EXERCISE DIRECTIONS - Send back the records in full, character for character.

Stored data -
* begin *

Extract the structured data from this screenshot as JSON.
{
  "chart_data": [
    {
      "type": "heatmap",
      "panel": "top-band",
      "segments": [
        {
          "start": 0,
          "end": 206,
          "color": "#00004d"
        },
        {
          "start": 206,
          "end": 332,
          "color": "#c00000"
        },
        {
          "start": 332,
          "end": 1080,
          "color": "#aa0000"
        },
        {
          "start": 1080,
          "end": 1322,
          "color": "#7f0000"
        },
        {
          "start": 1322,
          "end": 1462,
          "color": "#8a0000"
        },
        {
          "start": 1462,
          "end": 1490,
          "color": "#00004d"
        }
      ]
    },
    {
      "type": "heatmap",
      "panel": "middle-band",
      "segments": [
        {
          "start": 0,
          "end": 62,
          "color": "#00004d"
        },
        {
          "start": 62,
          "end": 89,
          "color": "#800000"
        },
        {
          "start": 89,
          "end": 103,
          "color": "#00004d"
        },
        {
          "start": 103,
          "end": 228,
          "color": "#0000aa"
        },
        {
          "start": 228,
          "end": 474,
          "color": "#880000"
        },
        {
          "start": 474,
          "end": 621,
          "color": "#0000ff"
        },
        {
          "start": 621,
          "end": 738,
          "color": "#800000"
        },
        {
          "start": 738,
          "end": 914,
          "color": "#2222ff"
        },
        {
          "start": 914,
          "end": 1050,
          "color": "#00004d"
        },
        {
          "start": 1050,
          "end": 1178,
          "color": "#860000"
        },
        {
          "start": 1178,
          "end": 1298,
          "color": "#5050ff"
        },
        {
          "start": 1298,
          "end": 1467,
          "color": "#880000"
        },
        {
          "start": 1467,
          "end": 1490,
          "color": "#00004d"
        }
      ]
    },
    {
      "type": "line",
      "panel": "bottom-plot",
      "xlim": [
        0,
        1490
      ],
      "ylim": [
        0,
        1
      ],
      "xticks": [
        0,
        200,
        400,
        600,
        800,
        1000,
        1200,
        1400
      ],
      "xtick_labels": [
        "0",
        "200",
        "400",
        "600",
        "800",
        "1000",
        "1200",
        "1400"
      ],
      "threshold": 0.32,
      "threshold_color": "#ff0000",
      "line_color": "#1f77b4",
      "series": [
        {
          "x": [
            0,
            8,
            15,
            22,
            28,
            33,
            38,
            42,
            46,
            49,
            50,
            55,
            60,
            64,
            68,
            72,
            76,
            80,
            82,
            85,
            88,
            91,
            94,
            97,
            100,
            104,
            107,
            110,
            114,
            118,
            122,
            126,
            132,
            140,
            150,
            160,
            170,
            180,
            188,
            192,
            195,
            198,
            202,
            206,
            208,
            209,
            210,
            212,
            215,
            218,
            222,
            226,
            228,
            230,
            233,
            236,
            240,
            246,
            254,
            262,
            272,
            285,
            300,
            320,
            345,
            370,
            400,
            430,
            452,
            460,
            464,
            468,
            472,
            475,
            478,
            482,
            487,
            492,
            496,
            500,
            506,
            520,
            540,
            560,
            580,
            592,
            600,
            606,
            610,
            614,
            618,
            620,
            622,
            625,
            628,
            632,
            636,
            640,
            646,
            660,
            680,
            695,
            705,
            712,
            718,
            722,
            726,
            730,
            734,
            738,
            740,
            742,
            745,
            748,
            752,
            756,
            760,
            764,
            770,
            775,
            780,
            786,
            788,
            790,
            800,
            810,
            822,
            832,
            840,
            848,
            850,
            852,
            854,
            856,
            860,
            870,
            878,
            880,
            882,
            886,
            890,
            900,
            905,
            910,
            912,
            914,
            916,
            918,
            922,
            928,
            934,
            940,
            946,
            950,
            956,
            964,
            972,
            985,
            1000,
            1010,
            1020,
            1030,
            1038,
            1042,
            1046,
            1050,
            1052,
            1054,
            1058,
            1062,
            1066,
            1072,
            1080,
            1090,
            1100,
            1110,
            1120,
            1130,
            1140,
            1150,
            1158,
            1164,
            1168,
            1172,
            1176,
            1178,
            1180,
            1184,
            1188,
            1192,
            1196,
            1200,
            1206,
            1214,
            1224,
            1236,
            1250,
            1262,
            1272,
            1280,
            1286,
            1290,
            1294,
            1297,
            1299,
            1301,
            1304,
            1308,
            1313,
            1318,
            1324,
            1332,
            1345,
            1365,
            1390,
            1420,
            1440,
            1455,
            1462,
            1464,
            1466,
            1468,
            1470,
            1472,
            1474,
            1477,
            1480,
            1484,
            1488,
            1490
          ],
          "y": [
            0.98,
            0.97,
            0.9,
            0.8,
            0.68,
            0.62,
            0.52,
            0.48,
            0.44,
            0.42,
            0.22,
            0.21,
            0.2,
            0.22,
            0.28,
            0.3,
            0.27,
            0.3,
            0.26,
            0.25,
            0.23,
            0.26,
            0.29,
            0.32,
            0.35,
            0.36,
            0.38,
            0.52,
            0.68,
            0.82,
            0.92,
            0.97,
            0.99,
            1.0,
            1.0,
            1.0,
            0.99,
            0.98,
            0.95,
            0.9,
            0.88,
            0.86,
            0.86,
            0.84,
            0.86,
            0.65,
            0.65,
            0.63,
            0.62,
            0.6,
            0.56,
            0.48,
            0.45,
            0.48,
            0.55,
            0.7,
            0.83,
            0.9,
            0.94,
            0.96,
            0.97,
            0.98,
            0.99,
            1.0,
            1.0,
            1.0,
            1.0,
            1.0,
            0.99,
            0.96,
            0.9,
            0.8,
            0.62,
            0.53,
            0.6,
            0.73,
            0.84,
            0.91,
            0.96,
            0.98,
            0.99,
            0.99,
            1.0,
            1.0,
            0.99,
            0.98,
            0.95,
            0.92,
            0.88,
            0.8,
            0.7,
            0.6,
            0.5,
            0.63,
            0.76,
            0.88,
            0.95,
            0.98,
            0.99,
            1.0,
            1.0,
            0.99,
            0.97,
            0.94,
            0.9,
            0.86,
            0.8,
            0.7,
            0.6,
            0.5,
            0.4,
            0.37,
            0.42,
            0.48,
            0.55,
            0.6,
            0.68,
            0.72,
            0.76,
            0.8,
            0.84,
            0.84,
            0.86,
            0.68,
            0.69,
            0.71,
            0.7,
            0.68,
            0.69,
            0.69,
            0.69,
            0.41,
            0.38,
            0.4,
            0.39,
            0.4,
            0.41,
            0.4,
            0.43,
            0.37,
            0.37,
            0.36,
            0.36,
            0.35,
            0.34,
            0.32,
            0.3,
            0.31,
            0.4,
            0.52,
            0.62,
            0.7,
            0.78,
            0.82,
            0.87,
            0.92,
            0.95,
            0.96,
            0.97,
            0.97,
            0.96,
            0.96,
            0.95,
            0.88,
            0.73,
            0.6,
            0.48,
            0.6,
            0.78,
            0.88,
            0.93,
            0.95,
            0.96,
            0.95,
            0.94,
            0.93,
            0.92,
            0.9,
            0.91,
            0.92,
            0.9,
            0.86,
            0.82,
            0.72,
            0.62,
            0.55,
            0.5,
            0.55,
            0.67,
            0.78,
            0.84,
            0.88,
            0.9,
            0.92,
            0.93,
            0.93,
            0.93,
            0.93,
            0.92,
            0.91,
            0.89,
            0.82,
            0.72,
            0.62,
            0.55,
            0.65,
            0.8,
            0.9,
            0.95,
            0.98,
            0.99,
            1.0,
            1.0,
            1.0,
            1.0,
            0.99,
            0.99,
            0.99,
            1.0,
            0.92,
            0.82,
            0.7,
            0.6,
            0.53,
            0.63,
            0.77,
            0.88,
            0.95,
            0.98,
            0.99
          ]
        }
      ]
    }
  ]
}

* end *

FINAL RESULT -
Extract the structured data from this screenshot as JSON.
{
  "chart_data": [
    {
      "type": "heatmap",
      "panel": "top-band",
      "segments": [
        {
          "start": 0,
          "end": 206,
          "color": "#00004d"
        },
        {
          "start": 206,
          "end": 332,
          "color": "#c00000"
        },
        {
          "start": 332,
          "end": 1080,
          "color": "#aa0000"
        },
        {
          "start": 1080,
          "end": 1322,
          "color": "#7f0000"
        },
        {
          "start": 1322,
          "end": 1462,
          "color": "#8a0000"
        },
        {
          "start": 1462,
          "end": 1490,
          "color": "#00004d"
        }
      ]
    },
    {
      "type": "heatmap",
      "panel": "middle-band",
      "segments": [
        {
          "start": 0,
          "end": 62,
          "color": "#00004d"
        },
        {
          "start": 62,
          "end": 89,
          "color": "#800000"
        },
        {
          "start": 89,
          "end": 103,
          "color": "#00004d"
        },
        {
          "start": 103,
          "end": 228,
          "color": "#0000aa"
        },
        {
          "start": 228,
          "end": 474,
          "color": "#880000"
        },
        {
          "start": 474,
          "end": 621,
          "color": "#0000ff"
        },
        {
          "start": 621,
          "end": 738,
          "color": "#800000"
        },
        {
          "start": 738,
          "end": 914,
          "color": "#2222ff"
        },
        {
          "start": 914,
          "end": 1050,
          "color": "#00004d"
        },
        {
          "start": 1050,
          "end": 1178,
          "color": "#860000"
        },
        {
          "start": 1178,
          "end": 1298,
          "color": "#5050ff"
        },
        {
          "start": 1298,
          "end": 1467,
          "color": "#880000"
        },
        {
          "start": 1467,
          "end": 1490,
          "color": "#00004d"
        }
      ]
    },
    {
      "type": "line",
      "panel": "bottom-plot",
      "xlim": [
        0,
        1490
      ],
      "ylim": [
        0,
        1
      ],
      "xticks": [
        0,
        200,
        400,
        600,
        800,
        1000,
        1200,
        1400
      ],
      "xtick_labels": [
        "0",
        "200",
        "400",
        "600",
        "800",
        "1000",
        "1200",
        "1400"
      ],
      "threshold": 0.32,
      "threshold_color": "#ff0000",
      "line_color": "#1f77b4",
      "series": [
        {
          "x": [
            0,
            8,
            15,
            22,
            28,
            33,
            38,
            42,
            46,
            49,
            50,
            55,
            60,
            64,
            68,
            72,
            76,
            80,
            82,
            85,
            88,
            91,
            94,
            97,
            100,
            104,
            107,
            110,
            114,
            118,
            122,
            126,
            132,
            140,
            150,
            160,
            170,
            180,
            188,
            192,
            195,
            198,
            202,
            206,
            208,
            209,
            210,
            212,
            215,
            218,
            222,
            226,
            228,
            230,
            233,
            236,
            240,
            246,
            254,
            262,
            272,
            285,
            300,
            320,
            345,
            370,
            400,
            430,
            452,
            460,
            464,
            468,
            472,
            475,
            478,
            482,
            487,
            492,
            496,
            500,
            506,
            520,
            540,
            560,
            580,
            592,
            600,
            606,
            610,
            614,
            618,
            620,
            622,
            625,
            628,
            632,
            636,
            640,
            646,
            660,
            680,
            695,
            705,
            712,
            718,
            722,
            726,
            730,
            734,
            738,
            740,
            742,
            745,
            748,
            752,
            756,
            760,
            764,
            770,
            775,
            780,
            786,
            788,
            790,
            800,
            810,
            822,
            832,
            840,
            848,
            850,
            852,
            854,
            856,
            860,
            870,
            878,
            880,
            882,
            886,
            890,
            900,
            905,
            910,
            912,
            914,
            916,
            918,
            922,
            928,
            934,
            940,
            946,
            950,
            956,
            964,
            972,
            985,
            1000,
            1010,
            1020,
            1030,
            1038,
            1042,
            1046,
            1050,
            1052,
            1054,
            1058,
            1062,
            1066,
            1072,
            1080,
            1090,
            1100,
            1110,
            1120,
            1130,
            1140,
            1150,
            1158,
            1164,
            1168,
            1172,
            1176,
            1178,
            1180,
            1184,
            1188,
            1192,
            1196,
            1200,
            1206,
            1214,
            1224,
            1236,
            1250,
            1262,
            1272,
            1280,
            1286,
            1290,
            1294,
            1297,
            1299,
            1301,
            1304,
            1308,
            1313,
            1318,
            1324,
            1332,
            1345,
            1365,
            1390,
            1420,
            1440,
            1455,
            1462,
            1464,
            1466,
            1468,
            1470,
            1472,
            1474,
            1477,
            1480,
            1484,
            1488,
            1490
          ],
          "y": [
            0.98,
            0.97,
            0.9,
            0.8,
            0.68,
            0.62,
            0.52,
            0.48,
            0.44,
            0.42,
            0.22,
            0.21,
            0.2,
            0.22,
            0.28,
            0.3,
            0.27,
            0.3,
            0.26,
            0.25,
            0.23,
            0.26,
            0.29,
            0.32,
            0.35,
            0.36,
            0.38,
            0.52,
            0.68,
            0.82,
            0.92,
            0.97,
            0.99,
            1.0,
            1.0,
            1.0,
            0.99,
            0.98,
            0.95,
            0.9,
            0.88,
            0.86,
            0.86,
            0.84,
            0.86,
            0.65,
            0.65,
            0.63,
            0.62,
            0.6,
            0.56,
            0.48,
            0.45,
            0.48,
            0.55,
            0.7,
            0.83,
            0.9,
            0.94,
            0.96,
            0.97,
            0.98,
            0.99,
            1.0,
            1.0,
            1.0,
            1.0,
            1.0,
            0.99,
            0.96,
            0.9,
            0.8,
            0.62,
            0.53,
            0.6,
            0.73,
            0.84,
            0.91,
            0.96,
            0.98,
            0.99,
            0.99,
            1.0,
            1.0,
            0.99,
            0.98,
            0.95,
            0.92,
            0.88,
            0.8,
            0.7,
            0.6,
            0.5,
            0.63,
            0.76,
            0.88,
            0.95,
            0.98,
            0.99,
            1.0,
            1.0,
            0.99,
            0.97,
            0.94,
            0.9,
            0.86,
            0.8,
            0.7,
            0.6,
            0.5,
            0.4,
            0.37,
            0.42,
            0.48,
            0.55,
            0.6,
            0.68,
            0.72,
            0.76,
            0.8,
            0.84,
            0.84,
            0.86,
            0.68,
            0.69,
            0.71,
            0.7,
            0.68,
            0.69,
            0.69,
            0.69,
            0.41,
            0.38,
            0.4,
            0.39,
            0.4,
            0.41,
            0.4,
            0.43,
            0.37,
            0.37,
            0.36,
            0.36,
            0.35,
            0.34,
            0.32,
            0.3,
            0.31,
            0.4,
            0.52,
            0.62,
            0.7,
            0.78,
            0.82,
            0.87,
            0.92,
            0.95,
            0.96,
            0.97,
            0.97,
            0.96,
            0.96,
            0.95,
            0.88,
            0.73,
            0.6,
            0.48,
            0.6,
            0.78,
            0.88,
            0.93,
            0.95,
            0.96,
            0.95,
            0.94,
            0.93,
            0.92,
            0.9,
            0.91,
            0.92,
            0.9,
            0.86,
            0.82,
            0.72,
            0.62,
            0.55,
            0.5,
            0.55,
            0.67,
            0.78,
            0.84,
            0.88,
            0.9,
            0.92,
            0.93,
            0.93,
            0.93,
            0.93,
            0.92,
            0.91,
            0.89,
            0.82,
            0.72,
            0.62,
            0.55,
            0.65,
            0.8,
            0.9,
            0.95,
            0.98,
            0.99,
            1.0,
            1.0,
            1.0,
            1.0,
            0.99,
            0.99,
            0.99,
            1.0,
            0.92,
            0.82,
            0.7,
            0.6,
            0.53,
            0.63,
            0.77,
            0.88,
            0.95,
            0.98,
            0.99
          ]
        }
      ]
    }
  ]
}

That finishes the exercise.